### EXERCISE DESCRIPTION
Can you copy out the data exactly? Leave the images out.

### RECORDS SHOWN
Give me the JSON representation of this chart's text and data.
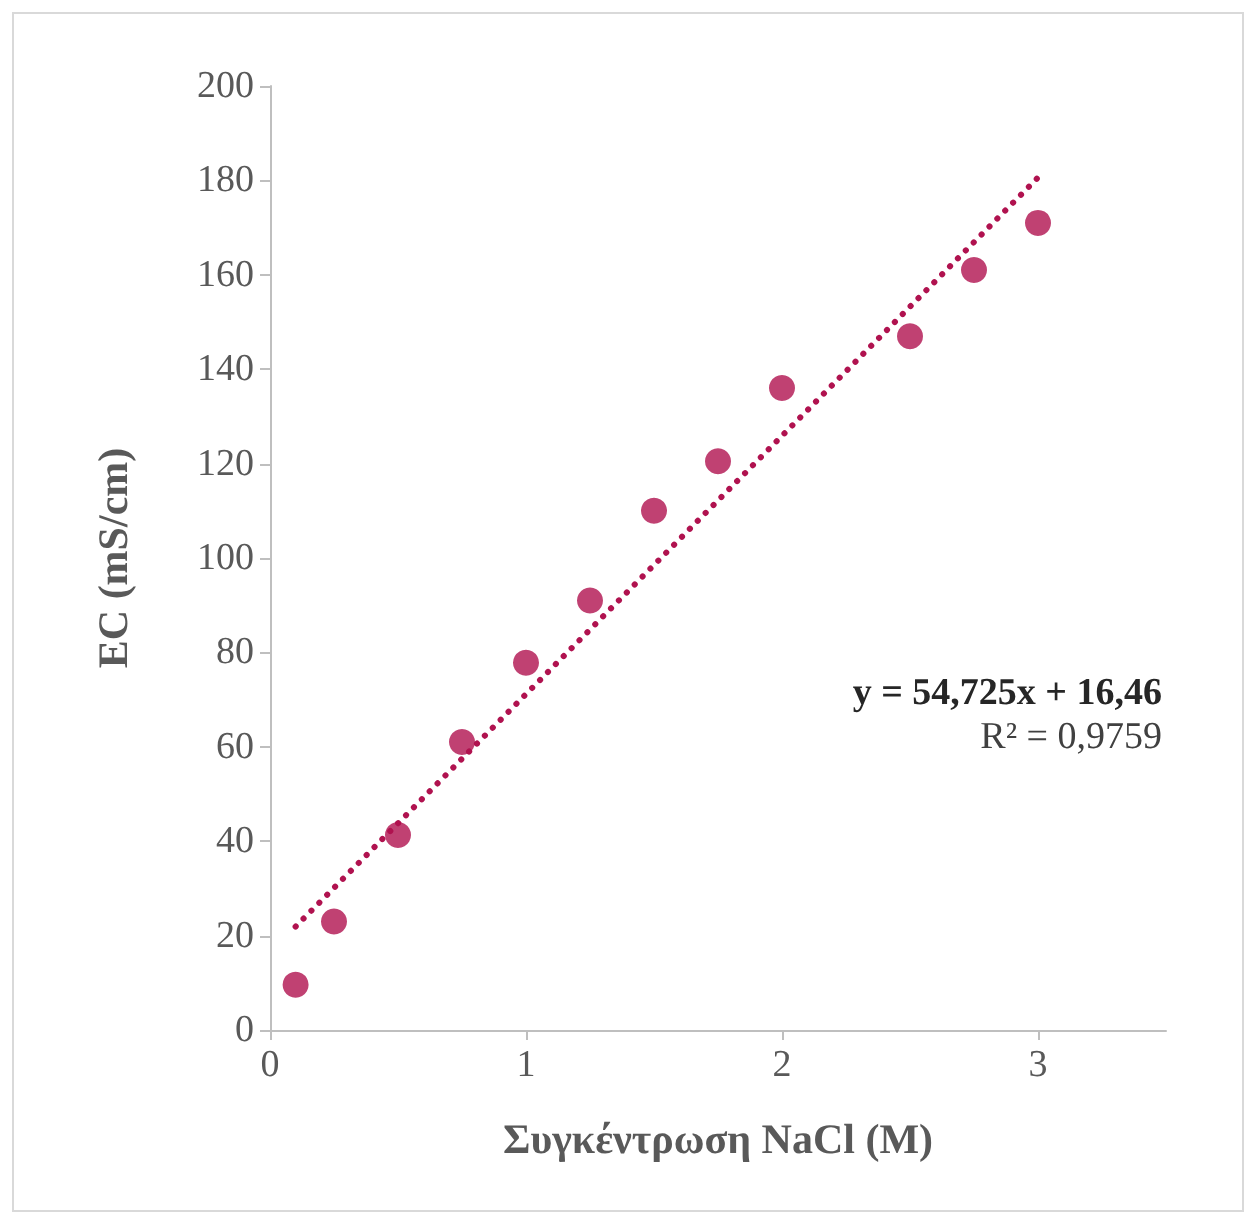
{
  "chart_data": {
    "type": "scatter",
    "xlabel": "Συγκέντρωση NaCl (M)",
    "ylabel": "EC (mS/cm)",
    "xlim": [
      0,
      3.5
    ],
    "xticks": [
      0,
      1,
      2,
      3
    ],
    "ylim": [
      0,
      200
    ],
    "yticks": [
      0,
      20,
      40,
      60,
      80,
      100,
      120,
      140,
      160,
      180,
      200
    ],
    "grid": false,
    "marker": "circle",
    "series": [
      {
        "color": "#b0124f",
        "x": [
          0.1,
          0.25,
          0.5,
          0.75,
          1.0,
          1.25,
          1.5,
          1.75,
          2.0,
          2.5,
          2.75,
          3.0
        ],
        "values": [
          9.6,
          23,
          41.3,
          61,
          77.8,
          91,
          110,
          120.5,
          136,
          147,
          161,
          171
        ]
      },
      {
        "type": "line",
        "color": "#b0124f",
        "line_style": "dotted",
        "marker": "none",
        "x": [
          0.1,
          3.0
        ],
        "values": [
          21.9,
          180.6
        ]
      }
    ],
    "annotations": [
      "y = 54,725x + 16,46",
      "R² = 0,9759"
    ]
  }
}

### EXPECTED OUTPUT
Give me the JSON representation of this chart's text and data.
{
  "chart_data": {
    "type": "scatter",
    "xlabel": "Συγκέντρωση NaCl (M)",
    "ylabel": "EC (mS/cm)",
    "xlim": [
      0,
      3.5
    ],
    "xticks": [
      0,
      1,
      2,
      3
    ],
    "ylim": [
      0,
      200
    ],
    "yticks": [
      0,
      20,
      40,
      60,
      80,
      100,
      120,
      140,
      160,
      180,
      200
    ],
    "grid": false,
    "marker": "circle",
    "series": [
      {
        "color": "#b0124f",
        "x": [
          0.1,
          0.25,
          0.5,
          0.75,
          1.0,
          1.25,
          1.5,
          1.75,
          2.0,
          2.5,
          2.75,
          3.0
        ],
        "values": [
          9.6,
          23,
          41.3,
          61,
          77.8,
          91,
          110,
          120.5,
          136,
          147,
          161,
          171
        ]
      },
      {
        "type": "line",
        "color": "#b0124f",
        "line_style": "dotted",
        "marker": "none",
        "x": [
          0.1,
          3.0
        ],
        "values": [
          21.9,
          180.6
        ]
      }
    ],
    "annotations": [
      "y = 54,725x + 16,46",
      "R² = 0,9759"
    ]
  }
}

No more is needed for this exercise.